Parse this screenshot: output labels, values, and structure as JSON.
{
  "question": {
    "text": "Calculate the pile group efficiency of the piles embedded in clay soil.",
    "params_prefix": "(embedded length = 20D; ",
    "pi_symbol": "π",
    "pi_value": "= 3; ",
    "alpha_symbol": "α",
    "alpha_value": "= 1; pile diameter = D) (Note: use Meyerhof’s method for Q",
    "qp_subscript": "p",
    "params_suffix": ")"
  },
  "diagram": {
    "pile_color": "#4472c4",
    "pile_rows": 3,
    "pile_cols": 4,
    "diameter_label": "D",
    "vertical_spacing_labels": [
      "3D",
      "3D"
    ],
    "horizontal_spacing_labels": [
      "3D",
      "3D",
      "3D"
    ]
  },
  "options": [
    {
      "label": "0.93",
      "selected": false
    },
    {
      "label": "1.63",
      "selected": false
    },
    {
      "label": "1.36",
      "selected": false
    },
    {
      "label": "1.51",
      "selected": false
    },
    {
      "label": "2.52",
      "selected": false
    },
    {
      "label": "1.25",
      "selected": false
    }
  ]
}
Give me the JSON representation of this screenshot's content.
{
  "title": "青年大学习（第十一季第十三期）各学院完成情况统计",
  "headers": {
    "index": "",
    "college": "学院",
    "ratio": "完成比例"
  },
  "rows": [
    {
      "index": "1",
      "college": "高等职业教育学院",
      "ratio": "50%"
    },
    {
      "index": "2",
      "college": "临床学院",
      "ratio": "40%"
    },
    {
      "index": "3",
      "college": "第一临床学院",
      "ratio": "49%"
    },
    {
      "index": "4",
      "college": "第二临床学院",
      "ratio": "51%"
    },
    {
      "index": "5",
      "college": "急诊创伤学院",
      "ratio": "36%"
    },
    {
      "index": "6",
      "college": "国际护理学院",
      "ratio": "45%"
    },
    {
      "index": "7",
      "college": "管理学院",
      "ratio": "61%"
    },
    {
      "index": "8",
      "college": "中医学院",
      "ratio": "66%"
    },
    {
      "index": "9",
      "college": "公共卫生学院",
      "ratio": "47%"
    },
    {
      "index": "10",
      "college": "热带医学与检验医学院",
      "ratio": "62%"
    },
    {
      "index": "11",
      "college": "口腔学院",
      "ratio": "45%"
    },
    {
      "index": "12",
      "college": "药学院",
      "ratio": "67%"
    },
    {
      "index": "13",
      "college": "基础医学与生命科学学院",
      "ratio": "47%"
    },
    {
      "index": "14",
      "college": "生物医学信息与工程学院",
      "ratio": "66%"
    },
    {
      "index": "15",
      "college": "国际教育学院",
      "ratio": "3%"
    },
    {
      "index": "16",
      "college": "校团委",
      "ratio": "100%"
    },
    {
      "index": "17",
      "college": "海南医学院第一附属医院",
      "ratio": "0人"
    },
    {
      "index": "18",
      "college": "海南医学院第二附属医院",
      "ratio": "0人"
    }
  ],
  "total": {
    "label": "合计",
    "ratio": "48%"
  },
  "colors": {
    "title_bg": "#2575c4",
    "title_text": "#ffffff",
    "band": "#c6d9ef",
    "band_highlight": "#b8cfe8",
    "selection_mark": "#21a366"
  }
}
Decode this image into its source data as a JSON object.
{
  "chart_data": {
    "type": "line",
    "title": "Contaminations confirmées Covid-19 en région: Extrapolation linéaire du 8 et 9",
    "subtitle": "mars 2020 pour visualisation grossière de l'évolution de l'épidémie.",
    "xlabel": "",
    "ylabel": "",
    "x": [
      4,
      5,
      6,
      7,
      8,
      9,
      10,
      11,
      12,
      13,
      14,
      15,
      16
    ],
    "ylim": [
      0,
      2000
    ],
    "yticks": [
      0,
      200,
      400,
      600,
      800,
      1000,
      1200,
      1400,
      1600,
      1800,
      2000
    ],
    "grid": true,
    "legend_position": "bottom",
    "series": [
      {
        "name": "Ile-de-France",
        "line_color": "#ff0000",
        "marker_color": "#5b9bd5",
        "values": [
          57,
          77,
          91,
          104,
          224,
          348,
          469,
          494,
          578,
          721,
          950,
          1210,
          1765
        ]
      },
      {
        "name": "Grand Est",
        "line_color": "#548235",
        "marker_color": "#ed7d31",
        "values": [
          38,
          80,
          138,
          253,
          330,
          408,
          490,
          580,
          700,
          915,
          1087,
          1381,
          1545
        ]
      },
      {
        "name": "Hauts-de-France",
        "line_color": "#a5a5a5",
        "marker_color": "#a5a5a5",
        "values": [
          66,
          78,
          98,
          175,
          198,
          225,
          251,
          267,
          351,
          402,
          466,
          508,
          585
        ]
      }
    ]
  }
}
◆ ◆ ◆
**Written exercise**
Write the material out again in its entirety, exactly as shown.

**Correct response**
Parse this screenshot: output labels, values, and structure as JSON.
{
  "question": {
    "text": "Calculate the pile group efficiency of the piles embedded in clay soil.",
    "params_prefix": "(embedded length = 20D; ",
    "pi_symbol": "π",
    "pi_value": "= 3; ",
    "alpha_symbol": "α",
    "alpha_value": "= 1; pile diameter = D) (Note: use Meyerhof’s method for Q",
    "qp_subscript": "p",
    "params_suffix": ")"
  },
  "diagram": {
    "pile_color": "#4472c4",
    "pile_rows": 3,
    "pile_cols": 4,
    "diameter_label": "D",
    "vertical_spacing_labels": [
      "3D",
      "3D"
    ],
    "horizontal_spacing_labels": [
      "3D",
      "3D",
      "3D"
    ]
  },
  "options": [
    {
      "label": "0.93",
      "selected": false
    },
    {
      "label": "1.63",
      "selected": false
    },
    {
      "label": "1.36",
      "selected": false
    },
    {
      "label": "1.51",
      "selected": false
    },
    {
      "label": "2.52",
      "selected": false
    },
    {
      "label": "1.25",
      "selected": false
    }
  ]
}
Give me the JSON representation of this screenshot's content.
{
  "title": "青年大学习（第十一季第十三期）各学院完成情况统计",
  "headers": {
    "index": "",
    "college": "学院",
    "ratio": "完成比例"
  },
  "rows": [
    {
      "index": "1",
      "college": "高等职业教育学院",
      "ratio": "50%"
    },
    {
      "index": "2",
      "college": "临床学院",
      "ratio": "40%"
    },
    {
      "index": "3",
      "college": "第一临床学院",
      "ratio": "49%"
    },
    {
      "index": "4",
      "college": "第二临床学院",
      "ratio": "51%"
    },
    {
      "index": "5",
      "college": "急诊创伤学院",
      "ratio": "36%"
    },
    {
      "index": "6",
      "college": "国际护理学院",
      "ratio": "45%"
    },
    {
      "index": "7",
      "college": "管理学院",
      "ratio": "61%"
    },
    {
      "index": "8",
      "college": "中医学院",
      "ratio": "66%"
    },
    {
      "index": "9",
      "college": "公共卫生学院",
      "ratio": "47%"
    },
    {
      "index": "10",
      "college": "热带医学与检验医学院",
      "ratio": "62%"
    },
    {
      "index": "11",
      "college": "口腔学院",
      "ratio": "45%"
    },
    {
      "index": "12",
      "college": "药学院",
      "ratio": "67%"
    },
    {
      "index": "13",
      "college": "基础医学与生命科学学院",
      "ratio": "47%"
    },
    {
      "index": "14",
      "college": "生物医学信息与工程学院",
      "ratio": "66%"
    },
    {
      "index": "15",
      "college": "国际教育学院",
      "ratio": "3%"
    },
    {
      "index": "16",
      "college": "校团委",
      "ratio": "100%"
    },
    {
      "index": "17",
      "college": "海南医学院第一附属医院",
      "ratio": "0人"
    },
    {
      "index": "18",
      "college": "海南医学院第二附属医院",
      "ratio": "0人"
    }
  ],
  "total": {
    "label": "合计",
    "ratio": "48%"
  },
  "colors": {
    "title_bg": "#2575c4",
    "title_text": "#ffffff",
    "band": "#c6d9ef",
    "band_highlight": "#b8cfe8",
    "selection_mark": "#21a366"
  }
}
Decode this image into its source data as a JSON object.
{
  "chart_data": {
    "type": "line",
    "title": "Contaminations confirmées Covid-19 en région: Extrapolation linéaire du 8 et 9",
    "subtitle": "mars 2020 pour visualisation grossière de l'évolution de l'épidémie.",
    "xlabel": "",
    "ylabel": "",
    "x": [
      4,
      5,
      6,
      7,
      8,
      9,
      10,
      11,
      12,
      13,
      14,
      15,
      16
    ],
    "ylim": [
      0,
      2000
    ],
    "yticks": [
      0,
      200,
      400,
      600,
      800,
      1000,
      1200,
      1400,
      1600,
      1800,
      2000
    ],
    "grid": true,
    "legend_position": "bottom",
    "series": [
      {
        "name": "Ile-de-France",
        "line_color": "#ff0000",
        "marker_color": "#5b9bd5",
        "values": [
          57,
          77,
          91,
          104,
          224,
          348,
          469,
          494,
          578,
          721,
          950,
          1210,
          1765
        ]
      },
      {
        "name": "Grand Est",
        "line_color": "#548235",
        "marker_color": "#ed7d31",
        "values": [
          38,
          80,
          138,
          253,
          330,
          408,
          490,
          580,
          700,
          915,
          1087,
          1381,
          1545
        ]
      },
      {
        "name": "Hauts-de-France",
        "line_color": "#a5a5a5",
        "marker_color": "#a5a5a5",
        "values": [
          66,
          78,
          98,
          175,
          198,
          225,
          251,
          267,
          351,
          402,
          466,
          508,
          585
        ]
      }
    ]
  }
}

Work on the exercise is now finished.